— Start of Excerpt —
NEWPORT TWP.- From prayers and well wishes in the wake of the explosion that cost him both legs and an arm to the huge turnout for a fundraising concert to help build his new home, the support of his community means a lot to U.S. Army Spc. Kyle Hockenberry.
"I'm really amazed every time. It hasn't died down," he said.
Hockenberry- wounded in Afghanistan in June 2010 and continuing his rehabilitation in San Antonio - was back in Washington County Friday to attend the groundbreaking ceremony for the smart home being built by the combined efforts of the Stephen Siller Tunnel to Towers and Gary Sinise foundations. The approximately $375,000 project is now fully funded, thanks to donations kicked off with an August concert by Academy Award-winning actor Sinise and his Lt. Dan Band at Marietta College.
Photo by Evan Bevins
From left, LeeAnn Johnson, wife of Rep. Bill Johnson; John Hodge, director of operations for the Stephen Siller Tunnel to Towers Foundation; Chet and Kathy Hockenberry; Army Spc. Kyle Hockenberry; his wife, Ashley; 103.1 The Bear program director Ric DeRubeis; Mullings.com writer Rich Galen; Marietta Noon Rotary Club member David Haas; and Marietta Mayor Joe Matthews join in the ceremonial groundbreaking for Kyle Hockenberry’s smart home Friday in Newport Township.
— End of Excerpt —
— Start of Data supplied —
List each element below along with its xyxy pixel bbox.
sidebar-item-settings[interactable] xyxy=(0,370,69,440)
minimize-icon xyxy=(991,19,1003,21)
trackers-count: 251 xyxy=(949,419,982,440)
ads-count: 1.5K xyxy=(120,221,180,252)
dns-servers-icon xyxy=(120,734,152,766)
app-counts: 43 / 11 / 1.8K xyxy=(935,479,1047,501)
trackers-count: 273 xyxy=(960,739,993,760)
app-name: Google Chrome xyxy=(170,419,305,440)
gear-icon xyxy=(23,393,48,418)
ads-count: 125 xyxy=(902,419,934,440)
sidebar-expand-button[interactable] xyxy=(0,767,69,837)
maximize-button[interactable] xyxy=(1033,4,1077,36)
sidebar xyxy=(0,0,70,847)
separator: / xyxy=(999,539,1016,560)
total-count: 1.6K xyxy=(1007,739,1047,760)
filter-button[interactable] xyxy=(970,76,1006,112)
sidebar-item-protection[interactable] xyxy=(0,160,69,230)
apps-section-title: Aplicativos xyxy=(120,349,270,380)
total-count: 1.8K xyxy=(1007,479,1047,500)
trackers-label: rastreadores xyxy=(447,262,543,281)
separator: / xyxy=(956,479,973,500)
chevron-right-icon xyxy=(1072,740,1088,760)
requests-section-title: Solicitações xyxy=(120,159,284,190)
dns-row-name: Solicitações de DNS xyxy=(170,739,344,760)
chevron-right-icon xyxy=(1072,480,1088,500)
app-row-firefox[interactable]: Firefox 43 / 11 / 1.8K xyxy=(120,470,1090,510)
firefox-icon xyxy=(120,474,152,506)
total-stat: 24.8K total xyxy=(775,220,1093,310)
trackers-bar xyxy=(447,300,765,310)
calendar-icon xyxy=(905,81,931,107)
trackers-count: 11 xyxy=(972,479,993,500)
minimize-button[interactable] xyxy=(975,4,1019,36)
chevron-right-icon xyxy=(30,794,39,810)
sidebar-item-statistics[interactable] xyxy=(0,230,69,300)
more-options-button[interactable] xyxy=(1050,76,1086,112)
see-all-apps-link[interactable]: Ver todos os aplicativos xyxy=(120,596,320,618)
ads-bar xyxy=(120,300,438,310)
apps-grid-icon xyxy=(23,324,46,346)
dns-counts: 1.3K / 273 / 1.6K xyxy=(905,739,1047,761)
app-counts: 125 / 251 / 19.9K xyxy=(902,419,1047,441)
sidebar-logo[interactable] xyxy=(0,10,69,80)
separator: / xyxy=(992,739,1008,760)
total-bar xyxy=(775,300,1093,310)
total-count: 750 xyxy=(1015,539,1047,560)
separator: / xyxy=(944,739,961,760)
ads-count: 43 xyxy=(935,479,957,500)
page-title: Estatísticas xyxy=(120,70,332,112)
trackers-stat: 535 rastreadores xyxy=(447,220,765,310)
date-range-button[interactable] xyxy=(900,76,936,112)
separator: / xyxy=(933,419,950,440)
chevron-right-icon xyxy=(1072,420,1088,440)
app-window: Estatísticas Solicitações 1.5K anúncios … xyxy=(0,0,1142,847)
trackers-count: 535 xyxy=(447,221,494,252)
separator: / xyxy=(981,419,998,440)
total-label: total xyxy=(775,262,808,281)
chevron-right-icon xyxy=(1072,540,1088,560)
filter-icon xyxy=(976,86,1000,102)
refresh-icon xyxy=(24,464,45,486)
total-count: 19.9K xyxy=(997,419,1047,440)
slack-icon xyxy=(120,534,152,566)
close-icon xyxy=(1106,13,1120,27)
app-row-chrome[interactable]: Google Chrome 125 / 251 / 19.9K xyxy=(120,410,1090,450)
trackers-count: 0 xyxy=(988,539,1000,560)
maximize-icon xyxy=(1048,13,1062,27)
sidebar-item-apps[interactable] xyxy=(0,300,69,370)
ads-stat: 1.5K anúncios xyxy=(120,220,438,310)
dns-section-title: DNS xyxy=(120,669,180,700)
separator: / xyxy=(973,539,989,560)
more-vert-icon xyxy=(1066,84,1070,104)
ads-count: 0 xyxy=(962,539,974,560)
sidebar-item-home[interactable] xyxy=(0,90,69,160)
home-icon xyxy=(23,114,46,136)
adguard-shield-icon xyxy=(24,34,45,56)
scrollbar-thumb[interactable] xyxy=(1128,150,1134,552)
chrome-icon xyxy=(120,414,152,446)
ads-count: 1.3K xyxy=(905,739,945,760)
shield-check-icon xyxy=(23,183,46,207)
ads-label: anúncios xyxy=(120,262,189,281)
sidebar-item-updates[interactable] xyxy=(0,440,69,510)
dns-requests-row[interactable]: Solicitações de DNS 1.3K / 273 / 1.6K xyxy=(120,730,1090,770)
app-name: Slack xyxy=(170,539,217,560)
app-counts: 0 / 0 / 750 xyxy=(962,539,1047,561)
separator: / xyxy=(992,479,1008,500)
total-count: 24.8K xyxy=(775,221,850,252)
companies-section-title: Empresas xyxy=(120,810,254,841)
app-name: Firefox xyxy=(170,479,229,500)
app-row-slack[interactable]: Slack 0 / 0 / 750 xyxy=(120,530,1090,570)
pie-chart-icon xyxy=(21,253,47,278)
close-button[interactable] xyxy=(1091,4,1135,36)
— End of Data supplied —
▸ Problems to work on
a - In the Hockenberry groundbreaking article, rewrite the passage from "NEWPORT TWP.- From" to "at Marietta College.", replacing "smart home" with "adapted home".
b - According to the Hockenberry groundbreaking article, what is the approximate cost of the home project?
c - List every location the Hockenberry groundbreaking article gives for his wounding, his rehabilitation, the groundbreaking and the August concert.

▸ Worked answers
a -
NEWPORT TWP.- From prayers and well wishes in the wake of the explosion that cost him both legs and an arm to the huge turnout for a fundraising concert to help build his new home, the support of his community means a lot to U.S. Army Spc. Kyle Hockenberry.
"I'm really amazed every time. It hasn't died down," he said.
Hockenberry- wounded in Afghanistan in June 2010 and continuing his rehabilitation in San Antonio - was back in Washington County Friday to attend the groundbreaking ceremony for the adapted home being built by the combined efforts of the Stephen Siller Tunnel to Towers and Gary Sinise foundations. The approximately $375,000 project is now fully funded, thanks to donations kicked off with an August concert by Academy Award-winning actor Sinise and his Lt. Dan Band at Marietta College.

b - Approximately $375,000.

c -
- Wounding: Afghanistan
- Rehabilitation: San Antonio
- Groundbreaking: Newport Township, Washington County
- August concert: Marietta College